>> BEGIN STORED ROWS

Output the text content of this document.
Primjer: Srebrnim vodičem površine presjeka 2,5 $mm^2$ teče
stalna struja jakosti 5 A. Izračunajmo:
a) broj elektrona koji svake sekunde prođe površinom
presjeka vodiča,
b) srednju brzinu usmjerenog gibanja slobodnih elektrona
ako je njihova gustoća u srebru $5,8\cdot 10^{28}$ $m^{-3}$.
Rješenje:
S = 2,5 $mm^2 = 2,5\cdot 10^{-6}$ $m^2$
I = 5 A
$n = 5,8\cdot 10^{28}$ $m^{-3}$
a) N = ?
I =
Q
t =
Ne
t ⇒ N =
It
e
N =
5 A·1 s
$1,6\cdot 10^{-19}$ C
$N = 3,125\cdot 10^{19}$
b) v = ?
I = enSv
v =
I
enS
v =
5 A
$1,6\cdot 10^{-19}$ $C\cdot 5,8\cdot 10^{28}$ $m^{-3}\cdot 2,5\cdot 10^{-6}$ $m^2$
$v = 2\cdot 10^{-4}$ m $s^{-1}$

>> END STORED ROWS

Repeat every entry exactly as written above.

Output the text content of this document.
Primjer: Srebrnim vodičem površine presjeka 2,5 $mm^2$ teče
stalna struja jakosti 5 A. Izračunajmo:
a) broj elektrona koji svake sekunde prođe površinom
presjeka vodiča,
b) srednju brzinu usmjerenog gibanja slobodnih elektrona
ako je njihova gustoća u srebru $5,8\cdot 10^{28}$ $m^{-3}$.
Rješenje:
S = 2,5 $mm^2 = 2,5\cdot 10^{-6}$ $m^2$
I = 5 A
$n = 5,8\cdot 10^{28}$ $m^{-3}$
a) N = ?
I =
Q
t =
Ne
t ⇒ N =
It
e
N =
5 A·1 s
$1,6\cdot 10^{-19}$ C
$N = 3,125\cdot 10^{19}$
b) v = ?
I = enSv
v =
I
enS
v =
5 A
$1,6\cdot 10^{-19}$ $C\cdot 5,8\cdot 10^{28}$ $m^{-3}\cdot 2,5\cdot 10^{-6}$ $m^2$
$v = 2\cdot 10^{-4}$ m $s^{-1}$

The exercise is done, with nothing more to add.